**Task to complete**
Repeat word for word the part of the Eternal Boys article below from "Eternal Boys (永久少年, Eikyū" to "to July 2023.".

Source passage Block Start

- Key visual

永久少年 (Eikyū Shōnen)
- Created by: Manpuku Geinō Production
- Written by: Manpuku Geinō Production
- Illustrated by: Chansana
- Published by: Media Factory
- Magazine: Monthly Comic Gene
- Original run: April 15, 2022 – July 14, 2023
- Volumes: 2
- Directed by: migmi
- Written by: Kimiko Ueno
- Music by: Yukari Hashimoto
- Studio: Liden Films
- Licensed by: Sentai Filmworks
- Original network: Fuji TV, BS Fuji
- Original run: October 11, 2022 – March 28, 2023
- Episodes: 24

Eternal Boys NEXT STAGE
- Directed by: migmi
- Studio: Liden Films
- Licensed by: Sentai Filmworks
- Released: June 9, 2023
- Runtime: 69 minutes

Eikyū Shōnen Side Project: Twilight na Spica
- Developer: Coly
- Genre: Otome
- Platform: iOS Android
- Released: JP: April 28, 2023;

= Eternal Boys =

Japanese anime television series

Eternal Boys (永久少年, Eikyū Shōnen) is an original Japanese anime television series animated by Liden Films, directed by migimi and written by Kimiko Ueno, with the original concept credited to the real-life Manpuku Geinō Production. The series aired from October 2022 to March 2023 on Fuji TV. A manga adaptation by Chansana was serialized in Media Factory's shōjo manga magazine Monthly Comic Gene from April 2022 to July 2023.

Source passage Block End
Material shown Block Start

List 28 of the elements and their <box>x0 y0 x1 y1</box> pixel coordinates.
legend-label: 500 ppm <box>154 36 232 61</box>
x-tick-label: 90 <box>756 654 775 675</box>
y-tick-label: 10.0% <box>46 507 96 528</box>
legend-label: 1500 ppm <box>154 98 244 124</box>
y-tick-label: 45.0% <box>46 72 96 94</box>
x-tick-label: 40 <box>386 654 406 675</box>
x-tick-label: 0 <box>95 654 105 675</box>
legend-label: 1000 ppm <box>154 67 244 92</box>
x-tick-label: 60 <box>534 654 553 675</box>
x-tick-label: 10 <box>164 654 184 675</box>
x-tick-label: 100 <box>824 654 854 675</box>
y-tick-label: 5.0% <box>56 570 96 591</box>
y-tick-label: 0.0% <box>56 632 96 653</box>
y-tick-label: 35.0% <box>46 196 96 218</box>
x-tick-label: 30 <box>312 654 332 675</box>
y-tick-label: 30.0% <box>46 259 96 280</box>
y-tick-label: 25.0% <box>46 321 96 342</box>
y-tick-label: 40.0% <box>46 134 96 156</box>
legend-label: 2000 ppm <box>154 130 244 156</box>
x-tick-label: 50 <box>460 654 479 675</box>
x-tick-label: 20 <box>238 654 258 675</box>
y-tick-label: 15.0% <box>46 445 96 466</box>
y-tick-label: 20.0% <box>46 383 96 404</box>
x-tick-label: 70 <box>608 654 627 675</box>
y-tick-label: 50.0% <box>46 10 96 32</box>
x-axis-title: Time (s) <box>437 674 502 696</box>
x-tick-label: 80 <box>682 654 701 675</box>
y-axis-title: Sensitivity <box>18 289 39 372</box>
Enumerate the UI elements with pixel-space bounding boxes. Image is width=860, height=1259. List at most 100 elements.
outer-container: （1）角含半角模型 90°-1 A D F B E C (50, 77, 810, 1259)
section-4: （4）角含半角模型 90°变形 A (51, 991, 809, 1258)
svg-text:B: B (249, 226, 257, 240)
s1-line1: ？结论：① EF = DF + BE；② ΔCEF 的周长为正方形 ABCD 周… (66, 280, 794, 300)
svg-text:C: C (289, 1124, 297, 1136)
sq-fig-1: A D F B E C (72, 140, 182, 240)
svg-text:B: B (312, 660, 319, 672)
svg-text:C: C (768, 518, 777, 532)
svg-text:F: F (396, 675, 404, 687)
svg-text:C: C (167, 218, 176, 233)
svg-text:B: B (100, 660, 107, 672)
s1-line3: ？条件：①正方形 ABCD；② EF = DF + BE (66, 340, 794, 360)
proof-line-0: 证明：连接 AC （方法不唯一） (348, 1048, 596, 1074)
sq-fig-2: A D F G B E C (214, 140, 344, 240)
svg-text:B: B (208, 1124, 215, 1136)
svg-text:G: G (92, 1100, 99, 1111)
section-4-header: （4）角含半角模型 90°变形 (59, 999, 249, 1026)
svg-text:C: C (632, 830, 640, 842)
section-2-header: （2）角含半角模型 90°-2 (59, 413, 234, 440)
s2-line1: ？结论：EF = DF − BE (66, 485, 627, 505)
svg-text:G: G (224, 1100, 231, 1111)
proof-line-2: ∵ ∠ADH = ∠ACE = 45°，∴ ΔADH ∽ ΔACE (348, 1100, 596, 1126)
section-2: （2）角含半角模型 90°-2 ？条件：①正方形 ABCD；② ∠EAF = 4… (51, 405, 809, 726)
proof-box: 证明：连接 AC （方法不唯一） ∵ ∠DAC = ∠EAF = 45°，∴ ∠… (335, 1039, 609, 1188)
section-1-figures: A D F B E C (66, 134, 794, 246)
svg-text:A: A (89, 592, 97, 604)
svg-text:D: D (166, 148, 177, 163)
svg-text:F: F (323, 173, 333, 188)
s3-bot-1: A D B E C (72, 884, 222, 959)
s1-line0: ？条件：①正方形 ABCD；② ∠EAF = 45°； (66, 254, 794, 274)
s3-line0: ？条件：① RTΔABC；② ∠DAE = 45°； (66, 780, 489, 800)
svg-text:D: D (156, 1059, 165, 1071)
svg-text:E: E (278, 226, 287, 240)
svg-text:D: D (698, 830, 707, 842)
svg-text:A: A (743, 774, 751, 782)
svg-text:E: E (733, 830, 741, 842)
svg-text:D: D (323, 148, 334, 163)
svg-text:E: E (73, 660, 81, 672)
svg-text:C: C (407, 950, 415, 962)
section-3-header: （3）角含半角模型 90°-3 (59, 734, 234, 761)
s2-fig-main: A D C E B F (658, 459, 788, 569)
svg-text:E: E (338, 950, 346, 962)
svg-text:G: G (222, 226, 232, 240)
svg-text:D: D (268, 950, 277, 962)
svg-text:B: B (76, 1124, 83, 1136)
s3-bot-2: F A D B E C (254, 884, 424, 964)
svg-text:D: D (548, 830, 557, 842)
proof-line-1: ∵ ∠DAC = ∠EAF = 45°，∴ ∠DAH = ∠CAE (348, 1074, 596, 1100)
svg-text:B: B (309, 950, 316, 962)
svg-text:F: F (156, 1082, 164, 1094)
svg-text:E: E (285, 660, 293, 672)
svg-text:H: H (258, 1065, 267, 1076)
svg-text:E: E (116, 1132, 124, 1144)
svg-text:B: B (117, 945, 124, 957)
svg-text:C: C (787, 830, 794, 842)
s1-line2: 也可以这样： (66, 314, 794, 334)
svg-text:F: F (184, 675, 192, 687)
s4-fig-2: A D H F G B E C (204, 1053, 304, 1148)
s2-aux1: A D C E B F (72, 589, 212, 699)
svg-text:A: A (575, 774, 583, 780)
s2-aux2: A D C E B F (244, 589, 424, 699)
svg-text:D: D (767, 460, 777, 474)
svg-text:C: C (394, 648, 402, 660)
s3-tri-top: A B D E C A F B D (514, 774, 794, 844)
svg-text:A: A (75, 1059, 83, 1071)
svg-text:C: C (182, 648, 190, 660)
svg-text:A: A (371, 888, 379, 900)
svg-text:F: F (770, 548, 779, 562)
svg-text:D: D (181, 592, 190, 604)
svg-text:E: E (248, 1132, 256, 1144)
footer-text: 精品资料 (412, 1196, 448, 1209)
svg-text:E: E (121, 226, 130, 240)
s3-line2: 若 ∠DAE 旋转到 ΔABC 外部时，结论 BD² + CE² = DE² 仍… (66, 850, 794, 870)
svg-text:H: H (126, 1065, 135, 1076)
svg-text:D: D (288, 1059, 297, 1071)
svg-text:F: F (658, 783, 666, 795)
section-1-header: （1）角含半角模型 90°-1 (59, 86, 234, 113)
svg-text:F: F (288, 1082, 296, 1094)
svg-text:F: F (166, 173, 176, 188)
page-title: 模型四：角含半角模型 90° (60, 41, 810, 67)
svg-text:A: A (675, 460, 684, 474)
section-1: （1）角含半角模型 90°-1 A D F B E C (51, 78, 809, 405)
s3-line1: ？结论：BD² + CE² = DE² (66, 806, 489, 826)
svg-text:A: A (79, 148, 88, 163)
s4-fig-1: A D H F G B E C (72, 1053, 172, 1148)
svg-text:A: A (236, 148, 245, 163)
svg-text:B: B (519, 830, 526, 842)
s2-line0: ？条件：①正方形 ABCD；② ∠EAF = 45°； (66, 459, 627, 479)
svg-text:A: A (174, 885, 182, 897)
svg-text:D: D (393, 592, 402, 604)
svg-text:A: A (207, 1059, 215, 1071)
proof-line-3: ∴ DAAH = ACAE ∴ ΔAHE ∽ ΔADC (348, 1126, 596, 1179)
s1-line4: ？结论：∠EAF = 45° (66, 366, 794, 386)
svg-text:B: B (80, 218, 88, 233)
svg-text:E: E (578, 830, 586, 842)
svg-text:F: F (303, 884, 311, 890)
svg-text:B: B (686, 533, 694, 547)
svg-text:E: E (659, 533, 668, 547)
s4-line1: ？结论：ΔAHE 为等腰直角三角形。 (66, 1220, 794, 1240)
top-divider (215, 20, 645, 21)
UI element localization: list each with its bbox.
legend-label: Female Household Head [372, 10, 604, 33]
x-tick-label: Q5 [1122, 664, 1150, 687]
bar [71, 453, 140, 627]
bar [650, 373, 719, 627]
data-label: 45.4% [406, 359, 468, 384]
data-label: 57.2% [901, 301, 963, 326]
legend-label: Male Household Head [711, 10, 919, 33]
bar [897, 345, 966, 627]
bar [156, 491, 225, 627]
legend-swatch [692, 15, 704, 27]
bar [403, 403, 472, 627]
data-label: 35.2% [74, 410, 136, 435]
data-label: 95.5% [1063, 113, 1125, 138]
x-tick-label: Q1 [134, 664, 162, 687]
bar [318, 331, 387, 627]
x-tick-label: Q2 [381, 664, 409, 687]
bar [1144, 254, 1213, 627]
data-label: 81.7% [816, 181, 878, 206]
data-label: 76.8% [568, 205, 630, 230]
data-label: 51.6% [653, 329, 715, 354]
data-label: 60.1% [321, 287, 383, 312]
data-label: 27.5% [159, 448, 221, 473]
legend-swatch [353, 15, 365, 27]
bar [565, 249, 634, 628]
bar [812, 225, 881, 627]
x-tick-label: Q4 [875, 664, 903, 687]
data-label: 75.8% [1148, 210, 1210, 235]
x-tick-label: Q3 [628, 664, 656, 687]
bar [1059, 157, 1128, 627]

Material shown Block End

**Solution for this task**
Eternal Boys (永久少年, Eikyū Shōnen) is an original Japanese anime television series animated by Liden Films, directed by migimi and written by Kimiko Ueno, with the original concept credited to the real-life Manpuku Geinō Production. The series aired from October 2022 to March 2023 on Fuji TV. A manga adaptation by Chansana was serialized in Media Factory's shōjo manga magazine Monthly Comic Gene from April 2022 to July 2023.